## YOUR TASK
Reproduce all entries word for word.
[Start]
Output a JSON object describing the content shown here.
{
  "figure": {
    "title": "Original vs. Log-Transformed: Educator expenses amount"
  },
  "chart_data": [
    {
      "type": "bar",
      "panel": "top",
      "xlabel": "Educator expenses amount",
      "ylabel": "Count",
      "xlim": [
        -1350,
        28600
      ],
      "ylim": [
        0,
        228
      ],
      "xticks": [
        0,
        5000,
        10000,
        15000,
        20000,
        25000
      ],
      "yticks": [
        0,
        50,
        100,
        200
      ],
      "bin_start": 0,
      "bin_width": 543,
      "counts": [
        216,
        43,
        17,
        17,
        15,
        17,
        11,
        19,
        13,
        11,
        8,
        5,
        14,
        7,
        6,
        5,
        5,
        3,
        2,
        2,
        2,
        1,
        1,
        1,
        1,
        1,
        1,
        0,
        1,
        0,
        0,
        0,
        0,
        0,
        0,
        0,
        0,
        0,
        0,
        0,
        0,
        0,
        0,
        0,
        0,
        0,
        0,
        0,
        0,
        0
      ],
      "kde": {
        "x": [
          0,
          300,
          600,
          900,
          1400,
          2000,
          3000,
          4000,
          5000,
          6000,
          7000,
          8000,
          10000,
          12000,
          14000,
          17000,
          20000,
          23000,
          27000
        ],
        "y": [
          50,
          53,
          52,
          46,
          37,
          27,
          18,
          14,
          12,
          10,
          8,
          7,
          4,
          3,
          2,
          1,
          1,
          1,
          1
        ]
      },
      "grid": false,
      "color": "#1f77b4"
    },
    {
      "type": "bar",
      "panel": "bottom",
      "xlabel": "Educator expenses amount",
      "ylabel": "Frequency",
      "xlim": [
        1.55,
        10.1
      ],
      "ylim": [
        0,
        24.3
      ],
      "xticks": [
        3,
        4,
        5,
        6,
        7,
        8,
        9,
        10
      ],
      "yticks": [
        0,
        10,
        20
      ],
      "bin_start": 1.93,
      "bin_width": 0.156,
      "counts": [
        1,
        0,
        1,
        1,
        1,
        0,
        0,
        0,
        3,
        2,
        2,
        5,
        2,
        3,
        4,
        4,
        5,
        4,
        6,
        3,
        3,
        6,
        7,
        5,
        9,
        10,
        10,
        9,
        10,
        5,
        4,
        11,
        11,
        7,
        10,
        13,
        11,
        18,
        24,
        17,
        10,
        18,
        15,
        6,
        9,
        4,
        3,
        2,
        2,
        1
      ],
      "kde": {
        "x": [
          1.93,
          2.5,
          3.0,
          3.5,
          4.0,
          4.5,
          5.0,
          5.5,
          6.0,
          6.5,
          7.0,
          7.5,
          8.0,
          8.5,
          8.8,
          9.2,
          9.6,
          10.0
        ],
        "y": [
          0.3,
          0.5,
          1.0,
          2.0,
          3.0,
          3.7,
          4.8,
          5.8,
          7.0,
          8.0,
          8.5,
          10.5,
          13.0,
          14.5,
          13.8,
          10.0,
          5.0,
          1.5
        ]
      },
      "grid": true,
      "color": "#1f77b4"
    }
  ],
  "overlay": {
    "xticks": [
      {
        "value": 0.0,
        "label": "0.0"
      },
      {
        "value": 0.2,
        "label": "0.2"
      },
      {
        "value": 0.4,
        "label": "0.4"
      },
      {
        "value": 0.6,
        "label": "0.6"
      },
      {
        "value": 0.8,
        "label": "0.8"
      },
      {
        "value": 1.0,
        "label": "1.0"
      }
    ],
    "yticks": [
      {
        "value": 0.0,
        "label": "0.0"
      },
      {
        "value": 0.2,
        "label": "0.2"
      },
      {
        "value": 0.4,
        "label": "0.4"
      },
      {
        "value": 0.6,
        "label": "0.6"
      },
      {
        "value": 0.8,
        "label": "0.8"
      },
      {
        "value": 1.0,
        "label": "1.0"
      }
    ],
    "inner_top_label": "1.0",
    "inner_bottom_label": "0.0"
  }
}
[End]
## WORKED SOLUTION
Output a JSON object describing the content shown here.
{
  "figure": {
    "title": "Original vs. Log-Transformed: Educator expenses amount"
  },
  "chart_data": [
    {
      "type": "bar",
      "panel": "top",
      "xlabel": "Educator expenses amount",
      "ylabel": "Count",
      "xlim": [
        -1350,
        28600
      ],
      "ylim": [
        0,
        228
      ],
      "xticks": [
        0,
        5000,
        10000,
        15000,
        20000,
        25000
      ],
      "yticks": [
        0,
        50,
        100,
        200
      ],
      "bin_start": 0,
      "bin_width": 543,
      "counts": [
        216,
        43,
        17,
        17,
        15,
        17,
        11,
        19,
        13,
        11,
        8,
        5,
        14,
        7,
        6,
        5,
        5,
        3,
        2,
        2,
        2,
        1,
        1,
        1,
        1,
        1,
        1,
        0,
        1,
        0,
        0,
        0,
        0,
        0,
        0,
        0,
        0,
        0,
        0,
        0,
        0,
        0,
        0,
        0,
        0,
        0,
        0,
        0,
        0,
        0
      ],
      "kde": {
        "x": [
          0,
          300,
          600,
          900,
          1400,
          2000,
          3000,
          4000,
          5000,
          6000,
          7000,
          8000,
          10000,
          12000,
          14000,
          17000,
          20000,
          23000,
          27000
        ],
        "y": [
          50,
          53,
          52,
          46,
          37,
          27,
          18,
          14,
          12,
          10,
          8,
          7,
          4,
          3,
          2,
          1,
          1,
          1,
          1
        ]
      },
      "grid": false,
      "color": "#1f77b4"
    },
    {
      "type": "bar",
      "panel": "bottom",
      "xlabel": "Educator expenses amount",
      "ylabel": "Frequency",
      "xlim": [
        1.55,
        10.1
      ],
      "ylim": [
        0,
        24.3
      ],
      "xticks": [
        3,
        4,
        5,
        6,
        7,
        8,
        9,
        10
      ],
      "yticks": [
        0,
        10,
        20
      ],
      "bin_start": 1.93,
      "bin_width": 0.156,
      "counts": [
        1,
        0,
        1,
        1,
        1,
        0,
        0,
        0,
        3,
        2,
        2,
        5,
        2,
        3,
        4,
        4,
        5,
        4,
        6,
        3,
        3,
        6,
        7,
        5,
        9,
        10,
        10,
        9,
        10,
        5,
        4,
        11,
        11,
        7,
        10,
        13,
        11,
        18,
        24,
        17,
        10,
        18,
        15,
        6,
        9,
        4,
        3,
        2,
        2,
        1
      ],
      "kde": {
        "x": [
          1.93,
          2.5,
          3.0,
          3.5,
          4.0,
          4.5,
          5.0,
          5.5,
          6.0,
          6.5,
          7.0,
          7.5,
          8.0,
          8.5,
          8.8,
          9.2,
          9.6,
          10.0
        ],
        "y": [
          0.3,
          0.5,
          1.0,
          2.0,
          3.0,
          3.7,
          4.8,
          5.8,
          7.0,
          8.0,
          8.5,
          10.5,
          13.0,
          14.5,
          13.8,
          10.0,
          5.0,
          1.5
        ]
      },
      "grid": true,
      "color": "#1f77b4"
    }
  ],
  "overlay": {
    "xticks": [
      {
        "value": 0.0,
        "label": "0.0"
      },
      {
        "value": 0.2,
        "label": "0.2"
      },
      {
        "value": 0.4,
        "label": "0.4"
      },
      {
        "value": 0.6,
        "label": "0.6"
      },
      {
        "value": 0.8,
        "label": "0.8"
      },
      {
        "value": 1.0,
        "label": "1.0"
      }
    ],
    "yticks": [
      {
        "value": 0.0,
        "label": "0.0"
      },
      {
        "value": 0.2,
        "label": "0.2"
      },
      {
        "value": 0.4,
        "label": "0.4"
      },
      {
        "value": 0.6,
        "label": "0.6"
      },
      {
        "value": 0.8,
        "label": "0.8"
      },
      {
        "value": 1.0,
        "label": "1.0"
      }
    ],
    "inner_top_label": "1.0",
    "inner_bottom_label": "0.0"
  }
}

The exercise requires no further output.